• _EXERCISE OBJECTIVE_
State the number of lines in the material below that have "right" in them, without any other text.

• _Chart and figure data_

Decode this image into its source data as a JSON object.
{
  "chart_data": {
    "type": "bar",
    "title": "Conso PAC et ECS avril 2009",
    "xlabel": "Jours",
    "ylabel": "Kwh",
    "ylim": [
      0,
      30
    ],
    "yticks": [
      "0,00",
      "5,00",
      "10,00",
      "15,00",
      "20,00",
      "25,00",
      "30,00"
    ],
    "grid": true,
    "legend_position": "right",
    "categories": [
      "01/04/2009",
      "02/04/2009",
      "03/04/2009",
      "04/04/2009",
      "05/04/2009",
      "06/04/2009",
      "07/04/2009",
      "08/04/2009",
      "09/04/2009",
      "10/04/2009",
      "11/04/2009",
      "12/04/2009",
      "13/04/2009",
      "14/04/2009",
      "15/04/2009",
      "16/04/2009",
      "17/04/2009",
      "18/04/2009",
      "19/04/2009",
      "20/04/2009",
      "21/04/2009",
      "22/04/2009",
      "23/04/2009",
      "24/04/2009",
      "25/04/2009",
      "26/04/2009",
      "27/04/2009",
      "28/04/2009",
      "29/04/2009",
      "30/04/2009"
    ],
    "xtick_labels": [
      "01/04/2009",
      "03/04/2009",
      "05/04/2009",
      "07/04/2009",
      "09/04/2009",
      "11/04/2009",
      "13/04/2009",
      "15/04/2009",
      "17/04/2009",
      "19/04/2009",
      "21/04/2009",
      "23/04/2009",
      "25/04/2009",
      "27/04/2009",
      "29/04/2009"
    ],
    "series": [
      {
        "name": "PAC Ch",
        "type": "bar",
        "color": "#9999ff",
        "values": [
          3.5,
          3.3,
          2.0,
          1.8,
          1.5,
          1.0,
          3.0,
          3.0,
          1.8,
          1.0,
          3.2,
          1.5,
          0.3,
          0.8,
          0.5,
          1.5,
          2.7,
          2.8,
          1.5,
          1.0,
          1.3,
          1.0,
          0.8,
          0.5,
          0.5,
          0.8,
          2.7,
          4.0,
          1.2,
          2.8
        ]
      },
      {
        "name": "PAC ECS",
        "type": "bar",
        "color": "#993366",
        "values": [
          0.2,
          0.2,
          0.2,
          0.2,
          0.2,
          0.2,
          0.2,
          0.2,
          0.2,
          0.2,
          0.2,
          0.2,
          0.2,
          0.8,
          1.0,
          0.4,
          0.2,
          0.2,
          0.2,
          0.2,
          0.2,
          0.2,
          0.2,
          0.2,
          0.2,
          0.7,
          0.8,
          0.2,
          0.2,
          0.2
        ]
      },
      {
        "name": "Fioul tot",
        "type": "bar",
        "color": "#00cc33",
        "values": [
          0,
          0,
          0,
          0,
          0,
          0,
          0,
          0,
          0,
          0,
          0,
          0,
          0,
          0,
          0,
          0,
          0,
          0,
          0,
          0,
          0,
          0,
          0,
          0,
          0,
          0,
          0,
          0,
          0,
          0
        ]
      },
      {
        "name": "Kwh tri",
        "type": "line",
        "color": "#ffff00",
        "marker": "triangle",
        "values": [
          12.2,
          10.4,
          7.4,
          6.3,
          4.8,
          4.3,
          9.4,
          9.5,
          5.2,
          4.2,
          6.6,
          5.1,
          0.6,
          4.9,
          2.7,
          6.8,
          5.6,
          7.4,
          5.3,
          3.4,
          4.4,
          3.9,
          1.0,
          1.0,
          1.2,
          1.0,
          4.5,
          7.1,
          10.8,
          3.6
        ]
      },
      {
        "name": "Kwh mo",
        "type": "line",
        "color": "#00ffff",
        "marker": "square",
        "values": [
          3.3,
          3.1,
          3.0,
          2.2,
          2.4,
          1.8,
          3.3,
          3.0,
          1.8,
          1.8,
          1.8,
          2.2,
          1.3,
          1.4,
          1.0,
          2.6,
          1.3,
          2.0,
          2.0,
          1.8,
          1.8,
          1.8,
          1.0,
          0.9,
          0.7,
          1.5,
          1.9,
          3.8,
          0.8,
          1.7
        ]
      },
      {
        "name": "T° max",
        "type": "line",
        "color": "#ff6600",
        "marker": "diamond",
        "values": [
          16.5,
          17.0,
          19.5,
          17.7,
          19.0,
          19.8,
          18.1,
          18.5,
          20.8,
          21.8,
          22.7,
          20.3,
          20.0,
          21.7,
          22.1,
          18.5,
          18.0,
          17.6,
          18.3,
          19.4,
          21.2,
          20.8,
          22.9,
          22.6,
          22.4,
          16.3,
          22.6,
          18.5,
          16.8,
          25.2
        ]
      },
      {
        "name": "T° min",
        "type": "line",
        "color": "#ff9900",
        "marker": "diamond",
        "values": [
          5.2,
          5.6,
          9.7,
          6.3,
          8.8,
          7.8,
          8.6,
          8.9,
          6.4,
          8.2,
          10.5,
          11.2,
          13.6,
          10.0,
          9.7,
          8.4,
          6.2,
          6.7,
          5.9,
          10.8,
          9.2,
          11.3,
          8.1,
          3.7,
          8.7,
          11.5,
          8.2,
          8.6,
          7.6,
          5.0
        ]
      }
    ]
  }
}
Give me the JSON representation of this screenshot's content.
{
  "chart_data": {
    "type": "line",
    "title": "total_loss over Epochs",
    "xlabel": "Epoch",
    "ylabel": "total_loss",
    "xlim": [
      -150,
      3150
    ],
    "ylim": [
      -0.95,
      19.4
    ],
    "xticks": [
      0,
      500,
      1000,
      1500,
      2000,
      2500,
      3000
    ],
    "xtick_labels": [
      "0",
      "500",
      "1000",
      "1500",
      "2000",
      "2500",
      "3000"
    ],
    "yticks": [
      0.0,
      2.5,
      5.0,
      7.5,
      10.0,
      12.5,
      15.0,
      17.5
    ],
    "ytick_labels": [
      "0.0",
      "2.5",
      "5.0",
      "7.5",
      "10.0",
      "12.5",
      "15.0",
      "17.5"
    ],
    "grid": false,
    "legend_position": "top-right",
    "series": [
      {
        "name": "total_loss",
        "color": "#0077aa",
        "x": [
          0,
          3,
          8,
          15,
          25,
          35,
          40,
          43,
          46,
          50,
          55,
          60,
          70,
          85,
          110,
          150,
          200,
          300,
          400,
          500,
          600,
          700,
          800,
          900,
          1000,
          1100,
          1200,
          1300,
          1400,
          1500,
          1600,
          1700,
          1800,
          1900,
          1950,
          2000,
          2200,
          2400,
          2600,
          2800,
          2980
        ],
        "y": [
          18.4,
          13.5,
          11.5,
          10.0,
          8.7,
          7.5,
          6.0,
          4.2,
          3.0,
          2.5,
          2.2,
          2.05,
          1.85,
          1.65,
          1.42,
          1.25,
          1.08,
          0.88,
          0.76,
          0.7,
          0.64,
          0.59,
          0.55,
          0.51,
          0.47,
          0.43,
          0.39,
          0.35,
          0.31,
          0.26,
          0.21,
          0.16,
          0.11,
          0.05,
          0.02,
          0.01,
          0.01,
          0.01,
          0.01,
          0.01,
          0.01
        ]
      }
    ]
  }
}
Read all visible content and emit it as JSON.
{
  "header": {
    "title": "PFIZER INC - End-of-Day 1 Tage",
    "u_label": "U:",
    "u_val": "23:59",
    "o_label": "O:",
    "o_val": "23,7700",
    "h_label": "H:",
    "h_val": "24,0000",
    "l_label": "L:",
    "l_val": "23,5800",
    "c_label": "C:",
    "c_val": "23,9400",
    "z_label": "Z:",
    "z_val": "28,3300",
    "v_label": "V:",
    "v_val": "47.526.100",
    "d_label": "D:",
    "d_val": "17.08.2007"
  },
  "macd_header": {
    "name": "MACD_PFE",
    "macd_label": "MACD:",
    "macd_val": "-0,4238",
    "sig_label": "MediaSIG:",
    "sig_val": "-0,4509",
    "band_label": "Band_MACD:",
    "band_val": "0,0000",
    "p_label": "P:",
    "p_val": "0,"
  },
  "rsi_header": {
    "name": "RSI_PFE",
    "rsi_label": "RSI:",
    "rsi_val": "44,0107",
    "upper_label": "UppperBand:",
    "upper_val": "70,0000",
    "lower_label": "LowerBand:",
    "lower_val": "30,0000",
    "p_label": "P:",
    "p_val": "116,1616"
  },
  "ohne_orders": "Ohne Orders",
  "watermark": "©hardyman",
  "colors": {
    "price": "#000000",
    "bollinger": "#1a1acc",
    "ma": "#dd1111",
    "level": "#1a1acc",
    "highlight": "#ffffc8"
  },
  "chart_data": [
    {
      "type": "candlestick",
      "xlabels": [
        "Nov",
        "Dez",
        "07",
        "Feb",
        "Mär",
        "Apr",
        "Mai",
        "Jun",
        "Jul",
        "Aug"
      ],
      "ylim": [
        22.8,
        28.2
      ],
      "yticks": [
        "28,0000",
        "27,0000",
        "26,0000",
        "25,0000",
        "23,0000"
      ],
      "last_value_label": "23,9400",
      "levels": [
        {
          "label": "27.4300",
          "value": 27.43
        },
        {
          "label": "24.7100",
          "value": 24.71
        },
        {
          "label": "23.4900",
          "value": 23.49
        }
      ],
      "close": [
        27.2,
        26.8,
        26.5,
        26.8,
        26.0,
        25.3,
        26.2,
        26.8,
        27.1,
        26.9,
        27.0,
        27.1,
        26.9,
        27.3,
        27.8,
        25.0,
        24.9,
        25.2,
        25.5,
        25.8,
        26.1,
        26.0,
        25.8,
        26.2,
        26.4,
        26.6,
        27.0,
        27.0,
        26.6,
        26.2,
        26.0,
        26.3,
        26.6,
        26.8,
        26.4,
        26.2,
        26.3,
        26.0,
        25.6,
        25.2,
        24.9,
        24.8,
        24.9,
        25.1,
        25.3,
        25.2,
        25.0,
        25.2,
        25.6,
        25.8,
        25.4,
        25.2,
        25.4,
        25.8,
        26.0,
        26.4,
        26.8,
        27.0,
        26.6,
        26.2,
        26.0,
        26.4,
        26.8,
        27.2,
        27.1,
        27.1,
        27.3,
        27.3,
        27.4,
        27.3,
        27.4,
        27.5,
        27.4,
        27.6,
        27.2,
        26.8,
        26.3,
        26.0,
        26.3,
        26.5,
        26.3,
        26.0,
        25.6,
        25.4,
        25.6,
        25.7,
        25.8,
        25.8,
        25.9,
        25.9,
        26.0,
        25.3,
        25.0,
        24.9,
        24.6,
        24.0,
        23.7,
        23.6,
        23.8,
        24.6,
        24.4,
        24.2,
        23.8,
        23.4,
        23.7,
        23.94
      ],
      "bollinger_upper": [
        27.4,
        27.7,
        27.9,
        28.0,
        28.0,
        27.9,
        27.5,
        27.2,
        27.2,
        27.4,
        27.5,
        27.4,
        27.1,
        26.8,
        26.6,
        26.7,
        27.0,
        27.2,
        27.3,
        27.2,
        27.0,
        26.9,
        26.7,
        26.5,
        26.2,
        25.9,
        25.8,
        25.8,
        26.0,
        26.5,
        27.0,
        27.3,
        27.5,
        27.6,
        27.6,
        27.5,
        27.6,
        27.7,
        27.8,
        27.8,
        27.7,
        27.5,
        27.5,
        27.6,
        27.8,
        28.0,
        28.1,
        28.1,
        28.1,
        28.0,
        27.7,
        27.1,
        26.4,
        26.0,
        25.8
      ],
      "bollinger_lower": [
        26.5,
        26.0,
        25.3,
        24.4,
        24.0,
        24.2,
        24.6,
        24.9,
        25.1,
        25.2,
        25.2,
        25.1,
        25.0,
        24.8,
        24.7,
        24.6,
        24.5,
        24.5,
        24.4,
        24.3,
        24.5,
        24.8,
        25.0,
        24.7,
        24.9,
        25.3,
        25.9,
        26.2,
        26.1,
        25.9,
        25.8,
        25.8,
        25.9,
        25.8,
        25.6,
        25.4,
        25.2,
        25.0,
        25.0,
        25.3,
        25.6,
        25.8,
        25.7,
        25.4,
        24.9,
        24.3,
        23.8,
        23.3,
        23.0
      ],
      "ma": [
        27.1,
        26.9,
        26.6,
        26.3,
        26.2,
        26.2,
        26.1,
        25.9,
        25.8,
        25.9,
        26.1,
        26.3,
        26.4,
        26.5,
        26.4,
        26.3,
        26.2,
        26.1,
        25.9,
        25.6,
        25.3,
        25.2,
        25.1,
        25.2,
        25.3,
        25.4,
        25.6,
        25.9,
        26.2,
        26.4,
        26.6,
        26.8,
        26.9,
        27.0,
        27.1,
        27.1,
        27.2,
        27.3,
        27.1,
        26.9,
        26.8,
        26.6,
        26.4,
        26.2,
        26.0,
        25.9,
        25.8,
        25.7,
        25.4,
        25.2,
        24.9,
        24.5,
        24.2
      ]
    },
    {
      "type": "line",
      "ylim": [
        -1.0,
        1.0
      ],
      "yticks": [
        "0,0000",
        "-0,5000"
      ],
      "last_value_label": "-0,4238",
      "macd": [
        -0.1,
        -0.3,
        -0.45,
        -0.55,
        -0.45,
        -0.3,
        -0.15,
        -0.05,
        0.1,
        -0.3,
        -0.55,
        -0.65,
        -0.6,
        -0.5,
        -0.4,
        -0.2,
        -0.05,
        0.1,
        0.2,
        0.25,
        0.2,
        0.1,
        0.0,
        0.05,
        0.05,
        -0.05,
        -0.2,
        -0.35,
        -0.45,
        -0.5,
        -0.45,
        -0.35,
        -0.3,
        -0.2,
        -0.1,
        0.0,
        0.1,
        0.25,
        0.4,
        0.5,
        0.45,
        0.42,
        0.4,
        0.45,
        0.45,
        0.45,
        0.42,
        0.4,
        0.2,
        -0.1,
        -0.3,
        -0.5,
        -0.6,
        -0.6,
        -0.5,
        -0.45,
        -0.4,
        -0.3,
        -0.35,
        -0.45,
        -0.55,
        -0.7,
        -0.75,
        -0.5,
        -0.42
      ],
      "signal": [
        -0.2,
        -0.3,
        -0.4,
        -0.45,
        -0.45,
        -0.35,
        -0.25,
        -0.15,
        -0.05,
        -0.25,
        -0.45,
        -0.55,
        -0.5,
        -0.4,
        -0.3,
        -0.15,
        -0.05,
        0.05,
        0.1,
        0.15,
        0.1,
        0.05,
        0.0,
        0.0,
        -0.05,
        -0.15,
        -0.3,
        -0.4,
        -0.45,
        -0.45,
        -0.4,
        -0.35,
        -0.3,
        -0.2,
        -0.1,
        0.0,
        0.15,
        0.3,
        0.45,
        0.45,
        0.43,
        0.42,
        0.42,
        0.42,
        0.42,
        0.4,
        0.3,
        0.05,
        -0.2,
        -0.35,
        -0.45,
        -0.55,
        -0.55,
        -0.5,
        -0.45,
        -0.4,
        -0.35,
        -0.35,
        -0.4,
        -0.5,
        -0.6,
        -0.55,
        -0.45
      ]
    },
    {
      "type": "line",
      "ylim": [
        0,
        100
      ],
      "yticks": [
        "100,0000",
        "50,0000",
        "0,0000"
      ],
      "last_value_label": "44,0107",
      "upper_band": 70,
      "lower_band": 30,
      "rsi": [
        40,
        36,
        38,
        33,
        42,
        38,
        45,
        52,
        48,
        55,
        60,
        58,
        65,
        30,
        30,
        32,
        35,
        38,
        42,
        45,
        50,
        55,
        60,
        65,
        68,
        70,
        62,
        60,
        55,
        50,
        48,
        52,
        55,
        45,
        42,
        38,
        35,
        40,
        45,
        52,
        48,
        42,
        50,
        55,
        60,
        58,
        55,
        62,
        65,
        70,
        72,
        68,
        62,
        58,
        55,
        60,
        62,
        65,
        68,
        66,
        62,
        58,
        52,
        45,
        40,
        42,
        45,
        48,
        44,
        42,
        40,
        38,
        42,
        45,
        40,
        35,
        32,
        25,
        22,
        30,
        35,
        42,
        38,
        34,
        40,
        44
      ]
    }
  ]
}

• _COMPLETED EXERCISE_
2